Work to do => Find every line in the records below that holds the word "interests", and copy each one.

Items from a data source
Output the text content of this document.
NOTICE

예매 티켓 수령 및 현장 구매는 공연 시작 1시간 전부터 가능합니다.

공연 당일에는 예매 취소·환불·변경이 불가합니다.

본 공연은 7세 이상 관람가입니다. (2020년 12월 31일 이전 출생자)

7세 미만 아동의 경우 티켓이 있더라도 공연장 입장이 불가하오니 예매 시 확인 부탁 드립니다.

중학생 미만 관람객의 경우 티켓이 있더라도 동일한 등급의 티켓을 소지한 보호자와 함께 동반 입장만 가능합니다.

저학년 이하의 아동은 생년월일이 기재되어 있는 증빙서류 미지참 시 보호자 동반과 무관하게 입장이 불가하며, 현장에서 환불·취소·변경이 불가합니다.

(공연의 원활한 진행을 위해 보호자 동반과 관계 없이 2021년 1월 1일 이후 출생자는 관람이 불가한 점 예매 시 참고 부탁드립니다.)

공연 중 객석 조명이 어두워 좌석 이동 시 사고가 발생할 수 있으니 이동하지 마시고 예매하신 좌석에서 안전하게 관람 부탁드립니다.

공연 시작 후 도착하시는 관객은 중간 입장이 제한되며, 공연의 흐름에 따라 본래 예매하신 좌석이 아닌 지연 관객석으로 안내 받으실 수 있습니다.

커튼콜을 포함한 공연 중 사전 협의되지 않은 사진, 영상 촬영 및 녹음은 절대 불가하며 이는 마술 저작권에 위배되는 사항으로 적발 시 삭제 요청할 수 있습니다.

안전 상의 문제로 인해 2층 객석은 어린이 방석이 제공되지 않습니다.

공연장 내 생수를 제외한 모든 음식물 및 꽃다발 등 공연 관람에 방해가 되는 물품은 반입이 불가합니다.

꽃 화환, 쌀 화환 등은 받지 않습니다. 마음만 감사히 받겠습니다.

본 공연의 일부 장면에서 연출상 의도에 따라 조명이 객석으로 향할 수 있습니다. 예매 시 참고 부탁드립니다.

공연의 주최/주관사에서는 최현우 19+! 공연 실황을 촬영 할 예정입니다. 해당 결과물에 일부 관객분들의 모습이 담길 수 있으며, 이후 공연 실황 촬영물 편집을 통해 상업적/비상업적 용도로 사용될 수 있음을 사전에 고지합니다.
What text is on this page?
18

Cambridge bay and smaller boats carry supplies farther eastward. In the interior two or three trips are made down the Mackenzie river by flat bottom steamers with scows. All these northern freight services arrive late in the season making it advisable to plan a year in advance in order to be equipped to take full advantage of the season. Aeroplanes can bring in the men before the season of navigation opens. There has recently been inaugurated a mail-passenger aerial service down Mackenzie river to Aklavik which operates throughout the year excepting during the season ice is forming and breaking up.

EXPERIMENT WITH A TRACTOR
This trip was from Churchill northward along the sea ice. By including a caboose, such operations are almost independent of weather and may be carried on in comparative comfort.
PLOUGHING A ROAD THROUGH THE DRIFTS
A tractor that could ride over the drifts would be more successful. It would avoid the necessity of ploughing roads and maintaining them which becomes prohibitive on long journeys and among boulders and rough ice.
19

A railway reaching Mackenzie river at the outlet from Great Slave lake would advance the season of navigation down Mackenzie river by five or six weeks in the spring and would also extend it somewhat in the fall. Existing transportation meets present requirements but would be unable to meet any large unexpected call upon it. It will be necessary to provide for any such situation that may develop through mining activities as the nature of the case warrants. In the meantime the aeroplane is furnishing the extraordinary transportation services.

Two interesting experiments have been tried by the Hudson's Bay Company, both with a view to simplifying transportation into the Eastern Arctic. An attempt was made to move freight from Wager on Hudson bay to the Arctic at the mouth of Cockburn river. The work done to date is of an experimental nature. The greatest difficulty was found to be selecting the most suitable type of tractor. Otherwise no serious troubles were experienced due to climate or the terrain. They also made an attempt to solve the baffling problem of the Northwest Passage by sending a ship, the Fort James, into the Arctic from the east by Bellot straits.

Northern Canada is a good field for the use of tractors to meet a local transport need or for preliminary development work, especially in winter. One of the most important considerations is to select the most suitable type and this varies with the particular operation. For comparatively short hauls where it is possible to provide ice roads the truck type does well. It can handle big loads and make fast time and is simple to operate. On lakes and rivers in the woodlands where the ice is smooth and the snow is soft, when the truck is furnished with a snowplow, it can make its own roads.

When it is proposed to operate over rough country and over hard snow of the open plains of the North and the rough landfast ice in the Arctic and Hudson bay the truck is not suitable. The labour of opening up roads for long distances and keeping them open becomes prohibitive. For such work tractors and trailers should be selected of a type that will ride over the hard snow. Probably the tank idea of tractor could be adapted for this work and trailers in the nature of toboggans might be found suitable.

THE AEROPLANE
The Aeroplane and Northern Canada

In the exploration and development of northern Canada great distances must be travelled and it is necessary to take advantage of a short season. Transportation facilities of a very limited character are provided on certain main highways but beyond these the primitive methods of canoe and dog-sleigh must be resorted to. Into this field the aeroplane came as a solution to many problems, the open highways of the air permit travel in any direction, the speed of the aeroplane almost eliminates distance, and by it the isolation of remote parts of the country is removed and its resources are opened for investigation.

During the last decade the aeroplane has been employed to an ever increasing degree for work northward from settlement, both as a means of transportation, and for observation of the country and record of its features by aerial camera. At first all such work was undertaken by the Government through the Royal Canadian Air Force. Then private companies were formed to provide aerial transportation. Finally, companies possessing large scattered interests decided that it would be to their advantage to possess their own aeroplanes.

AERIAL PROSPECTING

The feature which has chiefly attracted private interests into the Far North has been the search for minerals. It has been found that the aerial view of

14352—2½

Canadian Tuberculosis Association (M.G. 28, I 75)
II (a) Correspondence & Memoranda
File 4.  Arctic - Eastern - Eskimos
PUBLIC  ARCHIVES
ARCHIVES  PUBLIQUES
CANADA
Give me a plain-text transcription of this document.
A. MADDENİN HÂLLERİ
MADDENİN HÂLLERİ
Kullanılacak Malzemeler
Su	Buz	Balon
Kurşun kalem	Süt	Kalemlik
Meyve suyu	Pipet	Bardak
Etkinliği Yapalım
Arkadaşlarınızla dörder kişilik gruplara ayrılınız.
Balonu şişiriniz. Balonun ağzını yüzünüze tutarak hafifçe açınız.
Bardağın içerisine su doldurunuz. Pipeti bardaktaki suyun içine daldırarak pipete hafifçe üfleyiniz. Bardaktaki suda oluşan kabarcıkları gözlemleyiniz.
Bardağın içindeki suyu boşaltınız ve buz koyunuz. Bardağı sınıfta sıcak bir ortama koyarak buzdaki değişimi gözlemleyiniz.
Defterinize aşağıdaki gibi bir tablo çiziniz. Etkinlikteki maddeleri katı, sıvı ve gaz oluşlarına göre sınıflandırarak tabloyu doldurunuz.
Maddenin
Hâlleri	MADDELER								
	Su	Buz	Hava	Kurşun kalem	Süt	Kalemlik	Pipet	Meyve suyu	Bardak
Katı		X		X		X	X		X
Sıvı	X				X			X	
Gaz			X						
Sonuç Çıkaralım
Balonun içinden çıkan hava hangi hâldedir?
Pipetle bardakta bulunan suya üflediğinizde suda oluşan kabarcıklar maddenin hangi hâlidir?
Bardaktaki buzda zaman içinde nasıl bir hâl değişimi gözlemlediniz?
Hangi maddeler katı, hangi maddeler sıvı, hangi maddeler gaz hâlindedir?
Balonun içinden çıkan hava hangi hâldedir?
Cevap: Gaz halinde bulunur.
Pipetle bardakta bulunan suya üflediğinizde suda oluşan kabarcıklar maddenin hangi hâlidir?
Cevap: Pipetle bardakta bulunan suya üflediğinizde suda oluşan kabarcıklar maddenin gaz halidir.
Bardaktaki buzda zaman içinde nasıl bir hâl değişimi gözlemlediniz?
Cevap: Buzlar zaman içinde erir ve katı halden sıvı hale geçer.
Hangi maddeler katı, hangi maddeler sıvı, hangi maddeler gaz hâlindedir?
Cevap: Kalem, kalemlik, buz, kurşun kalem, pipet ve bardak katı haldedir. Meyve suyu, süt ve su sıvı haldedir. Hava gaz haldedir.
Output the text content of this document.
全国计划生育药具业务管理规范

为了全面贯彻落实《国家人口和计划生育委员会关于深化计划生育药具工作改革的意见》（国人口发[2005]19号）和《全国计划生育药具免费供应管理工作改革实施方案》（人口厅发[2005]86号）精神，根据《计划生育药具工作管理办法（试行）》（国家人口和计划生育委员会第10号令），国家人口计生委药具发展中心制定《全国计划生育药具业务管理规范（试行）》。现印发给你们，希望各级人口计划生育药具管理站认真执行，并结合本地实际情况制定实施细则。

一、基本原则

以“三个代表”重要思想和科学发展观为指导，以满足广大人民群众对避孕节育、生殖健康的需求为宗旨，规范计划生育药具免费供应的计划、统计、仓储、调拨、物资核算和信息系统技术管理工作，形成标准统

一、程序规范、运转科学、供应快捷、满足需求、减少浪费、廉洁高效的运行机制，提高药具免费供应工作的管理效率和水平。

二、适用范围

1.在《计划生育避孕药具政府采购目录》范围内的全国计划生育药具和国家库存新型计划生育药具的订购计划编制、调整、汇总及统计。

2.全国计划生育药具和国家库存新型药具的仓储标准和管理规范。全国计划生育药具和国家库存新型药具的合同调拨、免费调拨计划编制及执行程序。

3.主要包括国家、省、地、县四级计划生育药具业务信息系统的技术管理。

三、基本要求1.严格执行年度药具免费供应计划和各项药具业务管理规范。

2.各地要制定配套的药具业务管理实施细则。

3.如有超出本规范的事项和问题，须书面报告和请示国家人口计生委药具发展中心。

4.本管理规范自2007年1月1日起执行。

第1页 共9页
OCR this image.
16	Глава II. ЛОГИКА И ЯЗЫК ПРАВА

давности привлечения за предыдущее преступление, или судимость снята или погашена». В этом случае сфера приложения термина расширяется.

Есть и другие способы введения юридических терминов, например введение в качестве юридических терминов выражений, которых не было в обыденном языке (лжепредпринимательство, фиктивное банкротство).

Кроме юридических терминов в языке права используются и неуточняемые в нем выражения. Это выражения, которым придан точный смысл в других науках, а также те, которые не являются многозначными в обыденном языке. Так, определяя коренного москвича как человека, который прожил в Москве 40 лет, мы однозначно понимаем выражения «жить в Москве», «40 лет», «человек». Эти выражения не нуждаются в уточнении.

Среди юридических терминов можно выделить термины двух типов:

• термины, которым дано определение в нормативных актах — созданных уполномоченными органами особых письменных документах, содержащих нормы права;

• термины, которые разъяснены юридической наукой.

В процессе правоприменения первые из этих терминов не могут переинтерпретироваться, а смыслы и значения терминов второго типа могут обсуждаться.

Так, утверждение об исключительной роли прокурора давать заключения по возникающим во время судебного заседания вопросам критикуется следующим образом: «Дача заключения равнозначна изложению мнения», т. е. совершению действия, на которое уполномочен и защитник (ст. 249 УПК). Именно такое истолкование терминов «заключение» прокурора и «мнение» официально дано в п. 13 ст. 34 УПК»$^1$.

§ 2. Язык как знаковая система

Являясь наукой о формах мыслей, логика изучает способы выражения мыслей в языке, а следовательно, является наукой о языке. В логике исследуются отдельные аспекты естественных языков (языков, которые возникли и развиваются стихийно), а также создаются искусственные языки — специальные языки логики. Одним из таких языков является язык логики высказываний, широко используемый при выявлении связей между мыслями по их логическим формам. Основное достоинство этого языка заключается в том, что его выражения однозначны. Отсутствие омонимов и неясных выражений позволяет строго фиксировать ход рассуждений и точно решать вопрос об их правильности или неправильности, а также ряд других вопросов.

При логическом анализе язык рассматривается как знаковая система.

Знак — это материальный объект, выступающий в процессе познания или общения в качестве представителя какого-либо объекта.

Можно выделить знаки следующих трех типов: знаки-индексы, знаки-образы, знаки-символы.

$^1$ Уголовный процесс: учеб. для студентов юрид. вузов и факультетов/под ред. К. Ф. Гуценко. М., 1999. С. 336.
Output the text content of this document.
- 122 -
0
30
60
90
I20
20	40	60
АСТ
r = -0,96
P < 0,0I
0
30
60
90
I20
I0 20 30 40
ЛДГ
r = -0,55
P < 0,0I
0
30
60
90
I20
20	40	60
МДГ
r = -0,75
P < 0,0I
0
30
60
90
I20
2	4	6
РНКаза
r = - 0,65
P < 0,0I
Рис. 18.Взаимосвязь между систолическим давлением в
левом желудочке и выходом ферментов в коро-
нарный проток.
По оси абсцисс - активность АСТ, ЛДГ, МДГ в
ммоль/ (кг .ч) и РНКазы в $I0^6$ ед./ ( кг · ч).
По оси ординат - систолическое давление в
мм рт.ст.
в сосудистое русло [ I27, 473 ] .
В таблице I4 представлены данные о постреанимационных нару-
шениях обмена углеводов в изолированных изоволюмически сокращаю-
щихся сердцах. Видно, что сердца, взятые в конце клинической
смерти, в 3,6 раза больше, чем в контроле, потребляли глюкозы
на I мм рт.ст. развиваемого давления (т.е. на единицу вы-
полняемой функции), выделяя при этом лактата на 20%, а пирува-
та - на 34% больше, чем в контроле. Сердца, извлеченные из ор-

Exercise solution =>
During the last decade the aeroplane has been employed to an ever increasing degree for work northward from settlement, both as a means of transportation, and for observation of the country and record of its features by aerial camera. At first all such work was undertaken by the Government through the Royal Canadian Air Force. Then private companies were formed to provide aerial transportation. Finally, companies possessing large scattered interests decided that it would be to their advantage to possess their own aeroplanes.
The feature which has chiefly attracted private interests into the Far North has been the search for minerals. It has been found that the aerial view of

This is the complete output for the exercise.